— BEGIN —

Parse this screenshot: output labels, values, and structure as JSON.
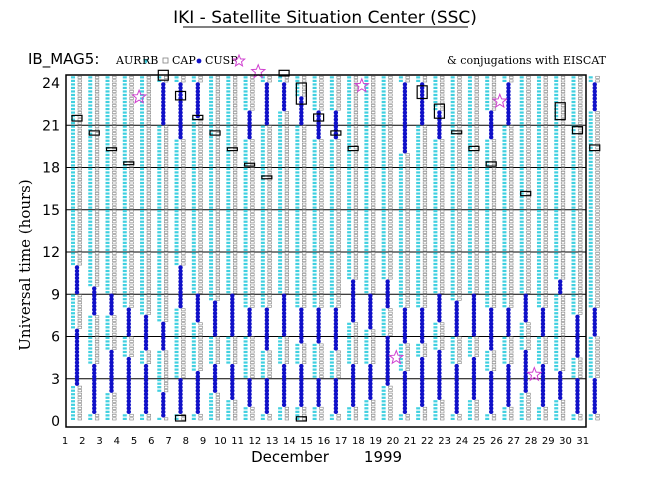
{
  "chart_data": {
    "type": "scatter",
    "title": "IKI - Satellite Situation Center (SSC)",
    "dataset_id": "IB_MAG5:",
    "conjugation_note": "& conjugations with EISCAT",
    "legend": [
      {
        "label": "AUR",
        "marker": "triangle",
        "color": "#40d0e0"
      },
      {
        "label": "RB",
        "marker": "square-open",
        "color": "#808080"
      },
      {
        "label": "CAP",
        "marker": "dot",
        "color": "#1010c8"
      },
      {
        "label": "CUSP",
        "marker": "star-open",
        "color": "#d040d0"
      }
    ],
    "xlabel": "December",
    "xlabel_year": "1999",
    "ylabel": "Universal time (hours)",
    "xlim": [
      1,
      32
    ],
    "ylim": [
      0,
      25
    ],
    "x_ticks": [
      "1",
      "2",
      "3",
      "4",
      "5",
      "6",
      "7",
      "8",
      "9",
      "10",
      "11",
      "12",
      "13",
      "14",
      "15",
      "16",
      "17",
      "18",
      "19",
      "20",
      "21",
      "22",
      "23",
      "24",
      "25",
      "26",
      "27",
      "28",
      "29",
      "30",
      "31"
    ],
    "y_ticks": [
      "0",
      "3",
      "6",
      "9",
      "12",
      "15",
      "18",
      "21",
      "24"
    ],
    "grid": true,
    "colors": {
      "aur": "#40d0e0",
      "rb": "#808080",
      "cap": "#1010c8",
      "cusp": "#d040d0",
      "axis": "#000000"
    },
    "boxes": [
      {
        "day": 1,
        "start": 21.3,
        "end": 21.7
      },
      {
        "day": 2,
        "start": 20.3,
        "end": 20.6
      },
      {
        "day": 3,
        "start": 19.2,
        "end": 19.4
      },
      {
        "day": 4,
        "start": 18.2,
        "end": 18.4
      },
      {
        "day": 6,
        "start": 24.2,
        "end": 24.9
      },
      {
        "day": 7,
        "start": 22.8,
        "end": 23.4
      },
      {
        "day": 7,
        "start": 0.0,
        "end": 0.4
      },
      {
        "day": 8,
        "start": 21.4,
        "end": 21.7
      },
      {
        "day": 9,
        "start": 20.3,
        "end": 20.6
      },
      {
        "day": 10,
        "start": 19.2,
        "end": 19.4
      },
      {
        "day": 11,
        "start": 18.1,
        "end": 18.3
      },
      {
        "day": 12,
        "start": 17.2,
        "end": 17.4
      },
      {
        "day": 13,
        "start": 24.5,
        "end": 24.9
      },
      {
        "day": 14,
        "start": 22.5,
        "end": 24.0
      },
      {
        "day": 14,
        "start": 0.0,
        "end": 0.3
      },
      {
        "day": 15,
        "start": 21.3,
        "end": 21.8
      },
      {
        "day": 16,
        "start": 20.3,
        "end": 20.6
      },
      {
        "day": 17,
        "start": 19.2,
        "end": 19.5
      },
      {
        "day": 21,
        "start": 22.9,
        "end": 23.8
      },
      {
        "day": 22,
        "start": 21.5,
        "end": 22.5
      },
      {
        "day": 23,
        "start": 20.4,
        "end": 20.6
      },
      {
        "day": 24,
        "start": 19.2,
        "end": 19.5
      },
      {
        "day": 25,
        "start": 18.1,
        "end": 18.4
      },
      {
        "day": 27,
        "start": 16.0,
        "end": 16.3
      },
      {
        "day": 29,
        "start": 21.4,
        "end": 22.6
      },
      {
        "day": 30,
        "start": 20.4,
        "end": 20.9
      },
      {
        "day": 31,
        "start": 19.2,
        "end": 19.6
      }
    ],
    "cusp_points": [
      {
        "x": 4.6,
        "y": 23.0
      },
      {
        "x": 17.5,
        "y": 23.8
      },
      {
        "x": 25.5,
        "y": 22.7
      },
      {
        "x": 19.5,
        "y": 4.5
      },
      {
        "x": 27.5,
        "y": 3.3
      },
      {
        "x": 11.5,
        "y": 24.8
      }
    ],
    "cap_ranges": [
      {
        "day": 1,
        "ranges": [
          [
            2.5,
            6.5
          ],
          [
            9.0,
            11.0
          ]
        ]
      },
      {
        "day": 2,
        "ranges": [
          [
            0.5,
            4.0
          ],
          [
            7.5,
            9.5
          ]
        ]
      },
      {
        "day": 3,
        "ranges": [
          [
            2.0,
            5.0
          ],
          [
            7.5,
            9.0
          ]
        ]
      },
      {
        "day": 4,
        "ranges": [
          [
            0.5,
            4.5
          ],
          [
            6.0,
            8.0
          ]
        ]
      },
      {
        "day": 5,
        "ranges": [
          [
            0.5,
            4.0
          ],
          [
            5.0,
            7.5
          ]
        ]
      },
      {
        "day": 6,
        "ranges": [
          [
            0.2,
            2.0
          ],
          [
            5.0,
            7.0
          ],
          [
            21.0,
            24.0
          ]
        ]
      },
      {
        "day": 7,
        "ranges": [
          [
            0.5,
            3.0
          ],
          [
            8.0,
            11.0
          ],
          [
            20.0,
            24.0
          ]
        ]
      },
      {
        "day": 8,
        "ranges": [
          [
            0.5,
            3.5
          ],
          [
            7.0,
            9.0
          ],
          [
            21.5,
            24.0
          ]
        ]
      },
      {
        "day": 9,
        "ranges": [
          [
            2.0,
            4.0
          ],
          [
            6.0,
            8.5
          ]
        ]
      },
      {
        "day": 10,
        "ranges": [
          [
            1.5,
            4.0
          ],
          [
            6.0,
            9.0
          ]
        ]
      },
      {
        "day": 11,
        "ranges": [
          [
            1.0,
            3.0
          ],
          [
            6.0,
            8.0
          ],
          [
            20.0,
            22.0
          ]
        ]
      },
      {
        "day": 12,
        "ranges": [
          [
            0.5,
            3.0
          ],
          [
            5.0,
            8.0
          ],
          [
            21.0,
            24.0
          ]
        ]
      },
      {
        "day": 13,
        "ranges": [
          [
            1.0,
            4.0
          ],
          [
            6.0,
            9.0
          ],
          [
            22.0,
            24.0
          ]
        ]
      },
      {
        "day": 14,
        "ranges": [
          [
            1.0,
            4.0
          ],
          [
            5.5,
            8.0
          ],
          [
            21.0,
            23.0
          ]
        ]
      },
      {
        "day": 15,
        "ranges": [
          [
            1.0,
            3.0
          ],
          [
            5.5,
            8.0
          ],
          [
            20.0,
            22.0
          ]
        ]
      },
      {
        "day": 16,
        "ranges": [
          [
            0.5,
            3.0
          ],
          [
            5.0,
            8.0
          ],
          [
            20.0,
            22.0
          ]
        ]
      },
      {
        "day": 17,
        "ranges": [
          [
            1.0,
            4.0
          ],
          [
            7.0,
            10.0
          ]
        ]
      },
      {
        "day": 18,
        "ranges": [
          [
            1.5,
            4.0
          ],
          [
            6.5,
            9.0
          ]
        ]
      },
      {
        "day": 19,
        "ranges": [
          [
            2.5,
            6.0
          ],
          [
            8.0,
            10.0
          ]
        ]
      },
      {
        "day": 20,
        "ranges": [
          [
            0.5,
            3.5
          ],
          [
            5.5,
            8.0
          ],
          [
            19.0,
            24.0
          ]
        ]
      },
      {
        "day": 21,
        "ranges": [
          [
            1.0,
            4.5
          ],
          [
            5.5,
            8.0
          ],
          [
            21.0,
            24.0
          ]
        ]
      },
      {
        "day": 22,
        "ranges": [
          [
            1.5,
            5.0
          ],
          [
            7.0,
            9.0
          ],
          [
            20.0,
            22.0
          ]
        ]
      },
      {
        "day": 23,
        "ranges": [
          [
            0.5,
            4.0
          ],
          [
            6.0,
            8.5
          ]
        ]
      },
      {
        "day": 24,
        "ranges": [
          [
            1.5,
            4.5
          ],
          [
            6.0,
            9.0
          ]
        ]
      },
      {
        "day": 25,
        "ranges": [
          [
            0.5,
            3.5
          ],
          [
            5.0,
            8.0
          ],
          [
            20.0,
            22.0
          ]
        ]
      },
      {
        "day": 26,
        "ranges": [
          [
            1.0,
            4.0
          ],
          [
            6.0,
            8.0
          ],
          [
            21.0,
            24.0
          ]
        ]
      },
      {
        "day": 27,
        "ranges": [
          [
            2.0,
            5.0
          ],
          [
            7.0,
            9.0
          ]
        ]
      },
      {
        "day": 28,
        "ranges": [
          [
            1.0,
            4.0
          ],
          [
            6.0,
            8.0
          ]
        ]
      },
      {
        "day": 29,
        "ranges": [
          [
            1.5,
            3.5
          ],
          [
            9.0,
            10.0
          ]
        ]
      },
      {
        "day": 30,
        "ranges": [
          [
            0.5,
            3.0
          ],
          [
            4.5,
            7.5
          ]
        ]
      },
      {
        "day": 31,
        "ranges": [
          [
            0.5,
            3.0
          ],
          [
            6.0,
            8.0
          ],
          [
            22.0,
            24.0
          ]
        ]
      }
    ]
  }
}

— END —

Problem description
Make a copy of each line that contains the string "marker".

Answer to this problem
        "marker": "triangle",
        "marker": "square-open",
        "marker": "dot",
        "marker": "star-open",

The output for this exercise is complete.